##### EXERCISE MATERIALS

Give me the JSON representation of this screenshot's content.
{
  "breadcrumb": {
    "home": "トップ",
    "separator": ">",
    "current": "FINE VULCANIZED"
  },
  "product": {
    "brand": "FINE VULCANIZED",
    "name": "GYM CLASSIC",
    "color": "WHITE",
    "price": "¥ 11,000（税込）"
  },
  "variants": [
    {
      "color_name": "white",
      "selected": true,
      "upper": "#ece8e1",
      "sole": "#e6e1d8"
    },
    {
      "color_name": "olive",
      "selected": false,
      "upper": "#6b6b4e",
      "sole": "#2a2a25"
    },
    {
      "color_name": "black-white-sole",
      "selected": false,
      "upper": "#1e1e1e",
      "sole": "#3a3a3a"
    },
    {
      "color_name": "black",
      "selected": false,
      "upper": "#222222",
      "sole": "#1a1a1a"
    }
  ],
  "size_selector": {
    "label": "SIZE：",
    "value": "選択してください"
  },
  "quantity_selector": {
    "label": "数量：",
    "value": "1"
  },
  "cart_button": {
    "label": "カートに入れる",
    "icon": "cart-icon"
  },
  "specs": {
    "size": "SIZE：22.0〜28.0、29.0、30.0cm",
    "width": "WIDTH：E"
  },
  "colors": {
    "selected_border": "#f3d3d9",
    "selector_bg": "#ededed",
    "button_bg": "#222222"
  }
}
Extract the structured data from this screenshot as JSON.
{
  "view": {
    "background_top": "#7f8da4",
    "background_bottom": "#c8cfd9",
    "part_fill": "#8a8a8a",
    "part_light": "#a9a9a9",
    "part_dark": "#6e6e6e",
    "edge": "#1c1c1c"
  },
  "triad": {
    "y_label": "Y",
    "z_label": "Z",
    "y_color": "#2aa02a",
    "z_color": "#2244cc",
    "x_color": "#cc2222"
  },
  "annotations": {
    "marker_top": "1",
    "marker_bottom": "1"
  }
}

##########

Quote exactly the line containing "Extract the structured" and every later line through the end of the listing, and no other lines.

Extract the structured data from this screenshot as JSON.
{
  "view": {
    "background_top": "#7f8da4",
    "background_bottom": "#c8cfd9",
    "part_fill": "#8a8a8a",
    "part_light": "#a9a9a9",
    "part_dark": "#6e6e6e",
    "edge": "#1c1c1c"
  },
  "triad": {
    "y_label": "Y",
    "z_label": "Z",
    "y_color": "#2aa02a",
    "z_color": "#2244cc",
    "x_color": "#cc2222"
  },
  "annotations": {
    "marker_top": "1",
    "marker_bottom": "1"
  }
}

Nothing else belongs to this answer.